EXERCISE TASK:
Below are records to transcribe exactly, without their pictures.

INPUT RECORDS:

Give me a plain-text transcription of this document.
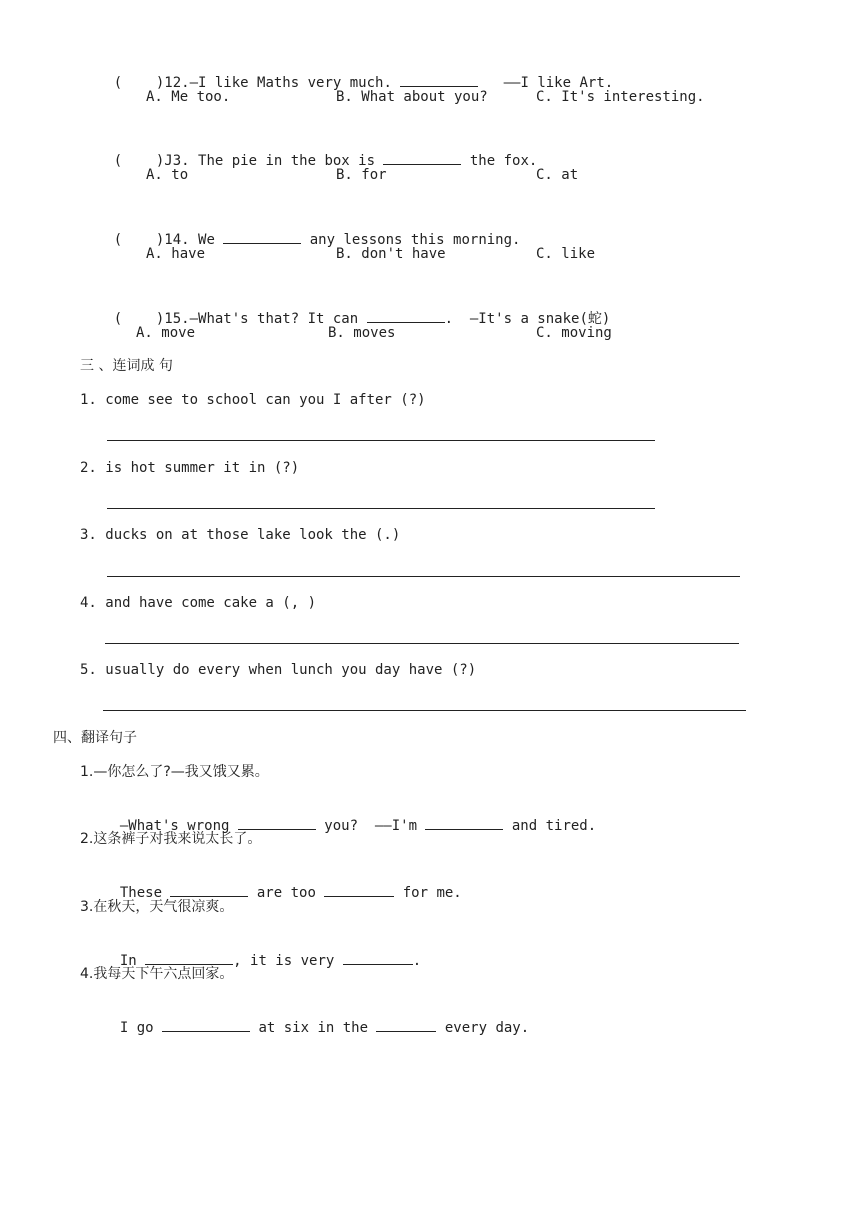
(    )12.—I like Maths very much.	——I like Art.

A. Me too.	B. What about you?	C. It's interesting.

(    )J3. The pie in the box is	the fox.

A. to	B. for	C. at

(    )14. We	any lessons this morning.

A. have	B. don't have	C. like

(    )15.—What's that? It can	.  —It's a snake(蛇)

A. move	B. moves	C. moving
三 、连词成 句
1. come see to school can you I after (?)
2. is hot summer it in (?)
3. ducks on at those lake look the (.)
4. and have come cake a (, )
5. usually do every when lunch you day have (?)
四、翻译句子
1.—你怎么了?—我又饿又累。

—What's wrong	you?  ——I'm	and tired.

2.这条裤子对我来说太长了。

These	are too	for me.

3.在秋天，天气很凉爽。

In	, it is very	.

4.我每天下午六点回家。

I go	at six in the	every day.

PROBLEM SOLUTION:
Give me a plain-text transcription of this document.
(    )12.—I like Maths very much.	——I like Art.

A. Me too.	B. What about you?	C. It's interesting.

(    )J3. The pie in the box is	the fox.

A. to	B. for	C. at

(    )14. We	any lessons this morning.

A. have	B. don't have	C. like

(    )15.—What's that? It can	.  —It's a snake(蛇)

A. move	B. moves	C. moving
三 、连词成 句
1. come see to school can you I after (?)
2. is hot summer it in (?)
3. ducks on at those lake look the (.)
4. and have come cake a (, )
5. usually do every when lunch you day have (?)
四、翻译句子
1.—你怎么了?—我又饿又累。

—What's wrong	you?  ——I'm	and tired.

2.这条裤子对我来说太长了。

These	are too	for me.

3.在秋天，天气很凉爽。

In	, it is very	.

4.我每天下午六点回家。

I go	at six in the	every day.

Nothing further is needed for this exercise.